◆ Texto de la página:
+ + + + + + +
No hay provincia más beneficiada por el populismo antirepublicano y antifederal del cuarto gobierno “K” que Buenos Aires. Goza de las tarifas de servicios públicos más ridículamente atrasadas, a la vez que recibió el 100% del dinero de la coparticipación amputada a la Ciudad de Buenos Aires. Pero terminaron prácticamente empatados: Unión por la Patria ganó por menos del 1% en el distrito.

No debe haber provincia más “aparateada” que Tucumán. Probablemente haya provincias donde el aparato del Estado se pone en juego en las elecciones tanto como en esta provincia, pero no en niveles superiores a los de esta provincia. Sin embargo, el peronismo perdió aquí también.

Léase, daba más miedo seguir con más de lo mismo que arriesgarse a cambiar.
+ + + + + + +
◆ Tareas a realizar:
1. Responde estas preguntas sobre el texto:
(a) ¿Qué porcentaje del dinero de la coparticipación quitado a la Ciudad de Buenos Aires recibió la provincia de Buenos Aires?
(b) ¿Por qué margen ganó Unión por la Patria en ese distrito?
(c) ¿Qué provincia se presenta como la más "aparateada"?
2. Según el texto, ¿por qué Buenos Aires es la provincia más beneficiada por el cuarto gobierno "K"? Contesta en una a tres oraciones.
3. Por favor, reproduce del texto el fragmento que va desde "No hay provincia" hasta "perdió aquí también.", ambos incluidos.
Los registros no tienen relación con el texto.
+ + + + + + +
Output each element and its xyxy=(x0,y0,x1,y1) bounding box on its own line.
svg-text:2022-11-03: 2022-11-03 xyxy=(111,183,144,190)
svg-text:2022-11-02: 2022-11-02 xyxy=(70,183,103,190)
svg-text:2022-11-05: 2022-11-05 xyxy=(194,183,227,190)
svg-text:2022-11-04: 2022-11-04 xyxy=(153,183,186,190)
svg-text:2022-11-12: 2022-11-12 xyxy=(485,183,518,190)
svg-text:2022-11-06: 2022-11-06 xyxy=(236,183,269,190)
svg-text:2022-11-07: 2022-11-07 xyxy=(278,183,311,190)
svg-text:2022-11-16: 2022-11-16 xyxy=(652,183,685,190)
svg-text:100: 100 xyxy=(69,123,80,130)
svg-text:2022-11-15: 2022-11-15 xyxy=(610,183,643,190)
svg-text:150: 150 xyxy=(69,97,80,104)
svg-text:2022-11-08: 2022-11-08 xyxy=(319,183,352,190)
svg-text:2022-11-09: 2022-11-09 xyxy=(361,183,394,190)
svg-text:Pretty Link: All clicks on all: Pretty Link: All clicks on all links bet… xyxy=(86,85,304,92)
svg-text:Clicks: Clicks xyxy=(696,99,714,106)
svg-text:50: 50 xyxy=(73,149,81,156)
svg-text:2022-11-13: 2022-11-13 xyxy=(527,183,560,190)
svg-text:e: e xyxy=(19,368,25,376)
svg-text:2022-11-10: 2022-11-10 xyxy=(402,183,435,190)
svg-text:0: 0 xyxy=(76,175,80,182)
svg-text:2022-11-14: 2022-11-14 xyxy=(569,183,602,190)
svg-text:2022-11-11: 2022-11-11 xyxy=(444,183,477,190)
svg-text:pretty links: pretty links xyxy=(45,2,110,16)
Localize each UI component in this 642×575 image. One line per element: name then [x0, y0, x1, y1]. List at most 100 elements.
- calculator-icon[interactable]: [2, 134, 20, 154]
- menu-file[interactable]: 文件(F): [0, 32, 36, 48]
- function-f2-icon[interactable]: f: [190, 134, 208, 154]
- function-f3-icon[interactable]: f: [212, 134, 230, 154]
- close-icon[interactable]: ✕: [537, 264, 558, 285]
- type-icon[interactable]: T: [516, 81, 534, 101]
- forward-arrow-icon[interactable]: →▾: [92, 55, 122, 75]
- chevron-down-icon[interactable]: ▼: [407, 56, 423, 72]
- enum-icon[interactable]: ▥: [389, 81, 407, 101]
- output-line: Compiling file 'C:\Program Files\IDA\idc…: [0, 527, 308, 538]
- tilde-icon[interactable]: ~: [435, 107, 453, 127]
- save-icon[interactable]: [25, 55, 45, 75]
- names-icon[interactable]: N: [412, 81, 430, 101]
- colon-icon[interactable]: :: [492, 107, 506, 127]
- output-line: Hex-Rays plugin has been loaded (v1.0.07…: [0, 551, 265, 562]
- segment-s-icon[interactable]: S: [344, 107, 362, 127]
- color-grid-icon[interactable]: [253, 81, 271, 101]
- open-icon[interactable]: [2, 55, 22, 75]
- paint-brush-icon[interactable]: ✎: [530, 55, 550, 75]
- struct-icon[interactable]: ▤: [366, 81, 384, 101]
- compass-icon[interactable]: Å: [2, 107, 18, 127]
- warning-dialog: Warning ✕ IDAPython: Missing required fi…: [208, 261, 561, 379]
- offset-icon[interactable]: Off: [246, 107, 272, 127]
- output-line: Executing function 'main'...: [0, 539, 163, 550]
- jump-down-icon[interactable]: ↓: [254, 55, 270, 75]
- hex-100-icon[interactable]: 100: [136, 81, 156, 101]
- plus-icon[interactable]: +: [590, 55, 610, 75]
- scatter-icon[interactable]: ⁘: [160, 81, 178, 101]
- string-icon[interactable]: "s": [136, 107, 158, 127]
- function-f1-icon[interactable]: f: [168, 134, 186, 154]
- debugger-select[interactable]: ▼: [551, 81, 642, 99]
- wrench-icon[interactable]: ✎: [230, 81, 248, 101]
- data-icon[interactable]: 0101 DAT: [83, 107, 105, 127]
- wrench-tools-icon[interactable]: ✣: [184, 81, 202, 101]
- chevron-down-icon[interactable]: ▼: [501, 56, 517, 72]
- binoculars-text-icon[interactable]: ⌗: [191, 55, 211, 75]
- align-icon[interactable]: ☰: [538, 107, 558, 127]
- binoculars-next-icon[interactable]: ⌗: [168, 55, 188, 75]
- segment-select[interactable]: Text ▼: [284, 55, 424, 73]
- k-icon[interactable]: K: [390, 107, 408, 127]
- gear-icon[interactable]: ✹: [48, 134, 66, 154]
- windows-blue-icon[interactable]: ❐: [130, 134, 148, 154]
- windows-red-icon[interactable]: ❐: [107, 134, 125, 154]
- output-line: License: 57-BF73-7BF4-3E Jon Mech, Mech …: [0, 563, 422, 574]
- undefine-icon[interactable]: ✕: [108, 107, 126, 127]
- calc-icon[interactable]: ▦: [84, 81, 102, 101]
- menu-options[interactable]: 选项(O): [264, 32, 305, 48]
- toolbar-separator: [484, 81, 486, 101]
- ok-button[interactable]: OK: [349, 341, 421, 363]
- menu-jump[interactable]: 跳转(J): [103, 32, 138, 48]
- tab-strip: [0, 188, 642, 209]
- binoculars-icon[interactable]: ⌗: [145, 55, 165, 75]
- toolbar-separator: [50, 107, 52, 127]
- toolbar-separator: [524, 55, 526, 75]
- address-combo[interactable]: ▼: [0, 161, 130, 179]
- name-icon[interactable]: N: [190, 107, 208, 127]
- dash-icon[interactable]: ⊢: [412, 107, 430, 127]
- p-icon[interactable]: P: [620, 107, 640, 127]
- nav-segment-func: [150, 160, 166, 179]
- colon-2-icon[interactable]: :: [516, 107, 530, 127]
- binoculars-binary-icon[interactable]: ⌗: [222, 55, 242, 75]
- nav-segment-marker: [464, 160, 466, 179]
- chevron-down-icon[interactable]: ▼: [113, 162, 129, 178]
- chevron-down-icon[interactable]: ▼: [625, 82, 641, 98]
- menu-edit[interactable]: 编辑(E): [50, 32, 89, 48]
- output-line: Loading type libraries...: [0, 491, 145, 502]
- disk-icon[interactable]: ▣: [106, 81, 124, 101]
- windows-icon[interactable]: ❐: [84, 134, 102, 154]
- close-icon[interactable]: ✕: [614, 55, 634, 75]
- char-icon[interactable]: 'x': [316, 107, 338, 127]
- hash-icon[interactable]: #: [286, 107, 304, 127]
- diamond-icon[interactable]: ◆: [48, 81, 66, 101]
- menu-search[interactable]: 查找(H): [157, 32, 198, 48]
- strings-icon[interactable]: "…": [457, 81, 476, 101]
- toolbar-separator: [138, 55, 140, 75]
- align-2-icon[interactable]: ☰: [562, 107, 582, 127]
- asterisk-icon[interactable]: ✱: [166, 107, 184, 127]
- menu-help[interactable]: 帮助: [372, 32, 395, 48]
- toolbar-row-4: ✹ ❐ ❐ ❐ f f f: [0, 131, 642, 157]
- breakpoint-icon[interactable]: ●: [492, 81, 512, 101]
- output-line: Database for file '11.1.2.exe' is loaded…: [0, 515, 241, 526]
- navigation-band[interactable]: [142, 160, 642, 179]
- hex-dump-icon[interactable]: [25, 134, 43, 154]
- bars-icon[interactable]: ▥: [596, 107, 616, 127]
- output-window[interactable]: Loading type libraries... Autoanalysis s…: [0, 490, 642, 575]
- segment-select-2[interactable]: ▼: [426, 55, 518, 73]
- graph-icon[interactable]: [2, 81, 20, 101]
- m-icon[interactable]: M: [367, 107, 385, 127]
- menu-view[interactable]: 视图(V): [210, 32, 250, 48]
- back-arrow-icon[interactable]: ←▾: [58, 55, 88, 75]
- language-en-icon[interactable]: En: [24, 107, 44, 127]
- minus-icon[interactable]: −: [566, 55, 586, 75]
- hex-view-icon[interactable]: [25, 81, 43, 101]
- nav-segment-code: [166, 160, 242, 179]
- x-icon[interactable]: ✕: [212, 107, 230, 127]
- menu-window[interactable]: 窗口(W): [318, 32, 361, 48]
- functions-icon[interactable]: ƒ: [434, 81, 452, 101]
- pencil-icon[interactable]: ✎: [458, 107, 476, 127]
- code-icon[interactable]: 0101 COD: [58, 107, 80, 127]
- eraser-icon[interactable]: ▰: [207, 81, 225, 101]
+ + + + + + +
◆ Resultados:
1.
(a) El 100%.
(b) Por menos del 1%.
(c) Tucumán.

2. Porque goza de las tarifas de servicios públicos más atrasadas y, a la vez, recibió el 100% del dinero de la coparticipación amputada a la Ciudad de Buenos Aires.

3.
No hay provincia más beneficiada por el populismo antirepublicano y antifederal del cuarto gobierno “K” que Buenos Aires. Goza de las tarifas de servicios públicos más ridículamente atrasadas, a la vez que recibió el 100% del dinero de la coparticipación amputada a la Ciudad de Buenos Aires. Pero terminaron prácticamente empatados: Unión por la Patria ganó por menos del 1% en el distrito.

No debe haber provincia más “aparateada” que Tucumán. Probablemente haya provincias donde el aparato del Estado se pone en juego en las elecciones tanto como en esta provincia, pero no en niveles superiores a los de esta provincia. Sin embargo, el peronismo perdió aquí también.